What follows is a set of records, each of which is to be written out exactly.

_ _ _

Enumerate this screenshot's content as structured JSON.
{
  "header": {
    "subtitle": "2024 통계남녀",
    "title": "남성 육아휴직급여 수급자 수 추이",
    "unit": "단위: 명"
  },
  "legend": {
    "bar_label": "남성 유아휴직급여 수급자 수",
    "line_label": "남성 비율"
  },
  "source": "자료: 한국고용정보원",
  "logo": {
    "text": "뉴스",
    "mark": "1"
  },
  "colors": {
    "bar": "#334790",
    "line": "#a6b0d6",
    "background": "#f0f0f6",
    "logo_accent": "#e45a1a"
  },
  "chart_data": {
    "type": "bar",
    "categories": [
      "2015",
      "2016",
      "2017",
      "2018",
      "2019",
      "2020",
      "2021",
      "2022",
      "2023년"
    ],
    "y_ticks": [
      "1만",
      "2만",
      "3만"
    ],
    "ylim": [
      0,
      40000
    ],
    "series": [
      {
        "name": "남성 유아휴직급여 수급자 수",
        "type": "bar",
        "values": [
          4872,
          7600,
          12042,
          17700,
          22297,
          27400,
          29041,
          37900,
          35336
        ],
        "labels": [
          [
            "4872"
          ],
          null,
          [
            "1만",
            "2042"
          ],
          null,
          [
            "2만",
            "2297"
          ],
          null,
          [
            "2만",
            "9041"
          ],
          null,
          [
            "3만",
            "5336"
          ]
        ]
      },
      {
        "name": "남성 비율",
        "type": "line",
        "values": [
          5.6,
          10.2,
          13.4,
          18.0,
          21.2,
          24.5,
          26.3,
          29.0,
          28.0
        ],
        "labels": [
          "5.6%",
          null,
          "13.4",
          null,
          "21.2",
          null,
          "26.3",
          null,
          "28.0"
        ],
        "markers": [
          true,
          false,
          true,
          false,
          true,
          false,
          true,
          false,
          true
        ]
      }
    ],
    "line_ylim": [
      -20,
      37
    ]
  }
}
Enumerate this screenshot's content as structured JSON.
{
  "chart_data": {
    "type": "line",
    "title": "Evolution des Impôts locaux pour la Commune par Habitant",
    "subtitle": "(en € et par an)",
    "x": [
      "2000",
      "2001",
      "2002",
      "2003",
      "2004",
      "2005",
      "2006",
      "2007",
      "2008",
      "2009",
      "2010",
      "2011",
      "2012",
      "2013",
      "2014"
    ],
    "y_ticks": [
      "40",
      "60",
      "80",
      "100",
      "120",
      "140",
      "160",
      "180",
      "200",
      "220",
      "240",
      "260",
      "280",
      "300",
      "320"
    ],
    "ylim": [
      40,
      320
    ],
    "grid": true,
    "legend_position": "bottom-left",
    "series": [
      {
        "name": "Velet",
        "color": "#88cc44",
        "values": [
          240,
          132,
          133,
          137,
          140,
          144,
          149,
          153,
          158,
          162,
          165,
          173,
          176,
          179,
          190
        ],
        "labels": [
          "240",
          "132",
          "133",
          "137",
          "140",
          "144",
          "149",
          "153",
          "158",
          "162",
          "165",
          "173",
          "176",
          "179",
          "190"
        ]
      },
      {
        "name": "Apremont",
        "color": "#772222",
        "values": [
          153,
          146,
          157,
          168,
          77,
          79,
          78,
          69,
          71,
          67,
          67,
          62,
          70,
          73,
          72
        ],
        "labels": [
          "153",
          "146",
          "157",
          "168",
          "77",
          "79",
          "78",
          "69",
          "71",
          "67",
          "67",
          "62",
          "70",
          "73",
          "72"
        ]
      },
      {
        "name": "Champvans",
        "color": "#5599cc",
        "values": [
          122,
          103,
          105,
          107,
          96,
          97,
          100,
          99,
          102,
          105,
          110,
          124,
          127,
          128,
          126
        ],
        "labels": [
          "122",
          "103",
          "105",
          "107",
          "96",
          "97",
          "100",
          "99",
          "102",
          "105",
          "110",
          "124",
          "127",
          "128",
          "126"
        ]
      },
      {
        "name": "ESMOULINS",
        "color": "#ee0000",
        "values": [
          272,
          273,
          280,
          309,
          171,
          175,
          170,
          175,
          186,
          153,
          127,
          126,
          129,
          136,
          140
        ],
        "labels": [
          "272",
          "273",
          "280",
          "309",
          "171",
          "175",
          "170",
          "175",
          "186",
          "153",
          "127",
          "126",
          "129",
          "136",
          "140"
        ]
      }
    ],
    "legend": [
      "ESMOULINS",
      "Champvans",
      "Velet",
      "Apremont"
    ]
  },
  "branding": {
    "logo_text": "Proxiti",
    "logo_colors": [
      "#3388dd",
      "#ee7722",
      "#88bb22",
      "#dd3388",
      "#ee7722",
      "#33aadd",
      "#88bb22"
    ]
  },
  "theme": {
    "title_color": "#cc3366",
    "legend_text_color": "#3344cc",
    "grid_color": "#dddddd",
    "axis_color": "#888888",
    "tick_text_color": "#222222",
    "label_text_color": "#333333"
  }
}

_ _ _

● COMPLETE OUTPUT:
Enumerate this screenshot's content as structured JSON.
{
  "header": {
    "subtitle": "2024 통계남녀",
    "title": "남성 육아휴직급여 수급자 수 추이",
    "unit": "단위: 명"
  },
  "legend": {
    "bar_label": "남성 유아휴직급여 수급자 수",
    "line_label": "남성 비율"
  },
  "source": "자료: 한국고용정보원",
  "logo": {
    "text": "뉴스",
    "mark": "1"
  },
  "colors": {
    "bar": "#334790",
    "line": "#a6b0d6",
    "background": "#f0f0f6",
    "logo_accent": "#e45a1a"
  },
  "chart_data": {
    "type": "bar",
    "categories": [
      "2015",
      "2016",
      "2017",
      "2018",
      "2019",
      "2020",
      "2021",
      "2022",
      "2023년"
    ],
    "y_ticks": [
      "1만",
      "2만",
      "3만"
    ],
    "ylim": [
      0,
      40000
    ],
    "series": [
      {
        "name": "남성 유아휴직급여 수급자 수",
        "type": "bar",
        "values": [
          4872,
          7600,
          12042,
          17700,
          22297,
          27400,
          29041,
          37900,
          35336
        ],
        "labels": [
          [
            "4872"
          ],
          null,
          [
            "1만",
            "2042"
          ],
          null,
          [
            "2만",
            "2297"
          ],
          null,
          [
            "2만",
            "9041"
          ],
          null,
          [
            "3만",
            "5336"
          ]
        ]
      },
      {
        "name": "남성 비율",
        "type": "line",
        "values": [
          5.6,
          10.2,
          13.4,
          18.0,
          21.2,
          24.5,
          26.3,
          29.0,
          28.0
        ],
        "labels": [
          "5.6%",
          null,
          "13.4",
          null,
          "21.2",
          null,
          "26.3",
          null,
          "28.0"
        ],
        "markers": [
          true,
          false,
          true,
          false,
          true,
          false,
          true,
          false,
          true
        ]
      }
    ],
    "line_ylim": [
      -20,
      37
    ]
  }
}
Enumerate this screenshot's content as structured JSON.
{
  "chart_data": {
    "type": "line",
    "title": "Evolution des Impôts locaux pour la Commune par Habitant",
    "subtitle": "(en € et par an)",
    "x": [
      "2000",
      "2001",
      "2002",
      "2003",
      "2004",
      "2005",
      "2006",
      "2007",
      "2008",
      "2009",
      "2010",
      "2011",
      "2012",
      "2013",
      "2014"
    ],
    "y_ticks": [
      "40",
      "60",
      "80",
      "100",
      "120",
      "140",
      "160",
      "180",
      "200",
      "220",
      "240",
      "260",
      "280",
      "300",
      "320"
    ],
    "ylim": [
      40,
      320
    ],
    "grid": true,
    "legend_position": "bottom-left",
    "series": [
      {
        "name": "Velet",
        "color": "#88cc44",
        "values": [
          240,
          132,
          133,
          137,
          140,
          144,
          149,
          153,
          158,
          162,
          165,
          173,
          176,
          179,
          190
        ],
        "labels": [
          "240",
          "132",
          "133",
          "137",
          "140",
          "144",
          "149",
          "153",
          "158",
          "162",
          "165",
          "173",
          "176",
          "179",
          "190"
        ]
      },
      {
        "name": "Apremont",
        "color": "#772222",
        "values": [
          153,
          146,
          157,
          168,
          77,
          79,
          78,
          69,
          71,
          67,
          67,
          62,
          70,
          73,
          72
        ],
        "labels": [
          "153",
          "146",
          "157",
          "168",
          "77",
          "79",
          "78",
          "69",
          "71",
          "67",
          "67",
          "62",
          "70",
          "73",
          "72"
        ]
      },
      {
        "name": "Champvans",
        "color": "#5599cc",
        "values": [
          122,
          103,
          105,
          107,
          96,
          97,
          100,
          99,
          102,
          105,
          110,
          124,
          127,
          128,
          126
        ],
        "labels": [
          "122",
          "103",
          "105",
          "107",
          "96",
          "97",
          "100",
          "99",
          "102",
          "105",
          "110",
          "124",
          "127",
          "128",
          "126"
        ]
      },
      {
        "name": "ESMOULINS",
        "color": "#ee0000",
        "values": [
          272,
          273,
          280,
          309,
          171,
          175,
          170,
          175,
          186,
          153,
          127,
          126,
          129,
          136,
          140
        ],
        "labels": [
          "272",
          "273",
          "280",
          "309",
          "171",
          "175",
          "170",
          "175",
          "186",
          "153",
          "127",
          "126",
          "129",
          "136",
          "140"
        ]
      }
    ],
    "legend": [
      "ESMOULINS",
      "Champvans",
      "Velet",
      "Apremont"
    ]
  },
  "branding": {
    "logo_text": "Proxiti",
    "logo_colors": [
      "#3388dd",
      "#ee7722",
      "#88bb22",
      "#dd3388",
      "#ee7722",
      "#33aadd",
      "#88bb22"
    ]
  },
  "theme": {
    "title_color": "#cc3366",
    "legend_text_color": "#3344cc",
    "grid_color": "#dddddd",
    "axis_color": "#888888",
    "tick_text_color": "#222222",
    "label_text_color": "#333333"
  }
}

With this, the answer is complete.